EXTRACTED DATA -
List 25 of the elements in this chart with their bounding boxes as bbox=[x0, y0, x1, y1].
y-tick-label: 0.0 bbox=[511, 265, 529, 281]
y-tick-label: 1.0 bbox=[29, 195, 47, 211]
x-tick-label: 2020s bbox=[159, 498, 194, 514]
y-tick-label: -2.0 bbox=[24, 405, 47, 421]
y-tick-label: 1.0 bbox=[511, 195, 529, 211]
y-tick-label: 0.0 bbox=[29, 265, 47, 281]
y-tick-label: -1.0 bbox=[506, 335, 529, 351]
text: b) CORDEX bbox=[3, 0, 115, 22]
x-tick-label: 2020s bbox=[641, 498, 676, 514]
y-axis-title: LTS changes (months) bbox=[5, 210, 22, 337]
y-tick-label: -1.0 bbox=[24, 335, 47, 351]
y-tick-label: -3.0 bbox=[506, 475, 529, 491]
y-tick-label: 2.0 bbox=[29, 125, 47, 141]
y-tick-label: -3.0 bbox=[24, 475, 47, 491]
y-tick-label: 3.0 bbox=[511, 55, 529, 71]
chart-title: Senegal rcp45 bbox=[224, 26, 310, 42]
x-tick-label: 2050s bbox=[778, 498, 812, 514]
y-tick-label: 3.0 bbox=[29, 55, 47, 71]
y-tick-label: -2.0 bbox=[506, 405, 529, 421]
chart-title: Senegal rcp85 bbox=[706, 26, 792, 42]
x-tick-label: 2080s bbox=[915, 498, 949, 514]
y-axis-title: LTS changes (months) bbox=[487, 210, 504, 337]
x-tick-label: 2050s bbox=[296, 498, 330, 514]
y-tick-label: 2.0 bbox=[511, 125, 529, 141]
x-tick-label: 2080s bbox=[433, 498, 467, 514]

BRIEF - Reproduce every one of the lines above verbatim, in their original order, with no character altered.

TASK RESULT -
List 25 of the elements in this chart with their bounding boxes as bbox=[x0, y0, x1, y1].
y-tick-label: 0.0 bbox=[511, 265, 529, 281]
y-tick-label: 1.0 bbox=[29, 195, 47, 211]
x-tick-label: 2020s bbox=[159, 498, 194, 514]
y-tick-label: -2.0 bbox=[24, 405, 47, 421]
y-tick-label: 1.0 bbox=[511, 195, 529, 211]
y-tick-label: 0.0 bbox=[29, 265, 47, 281]
y-tick-label: -1.0 bbox=[506, 335, 529, 351]
text: b) CORDEX bbox=[3, 0, 115, 22]
x-tick-label: 2020s bbox=[641, 498, 676, 514]
y-axis-title: LTS changes (months) bbox=[5, 210, 22, 337]
y-tick-label: -1.0 bbox=[24, 335, 47, 351]
y-tick-label: -3.0 bbox=[506, 475, 529, 491]
y-tick-label: 2.0 bbox=[29, 125, 47, 141]
y-tick-label: -3.0 bbox=[24, 475, 47, 491]
y-tick-label: 3.0 bbox=[511, 55, 529, 71]
chart-title: Senegal rcp45 bbox=[224, 26, 310, 42]
x-tick-label: 2050s bbox=[778, 498, 812, 514]
y-tick-label: 3.0 bbox=[29, 55, 47, 71]
y-tick-label: -2.0 bbox=[506, 405, 529, 421]
chart-title: Senegal rcp85 bbox=[706, 26, 792, 42]
x-tick-label: 2080s bbox=[915, 498, 949, 514]
y-axis-title: LTS changes (months) bbox=[487, 210, 504, 337]
x-tick-label: 2050s bbox=[296, 498, 330, 514]
y-tick-label: 2.0 bbox=[511, 125, 529, 141]
x-tick-label: 2080s bbox=[433, 498, 467, 514]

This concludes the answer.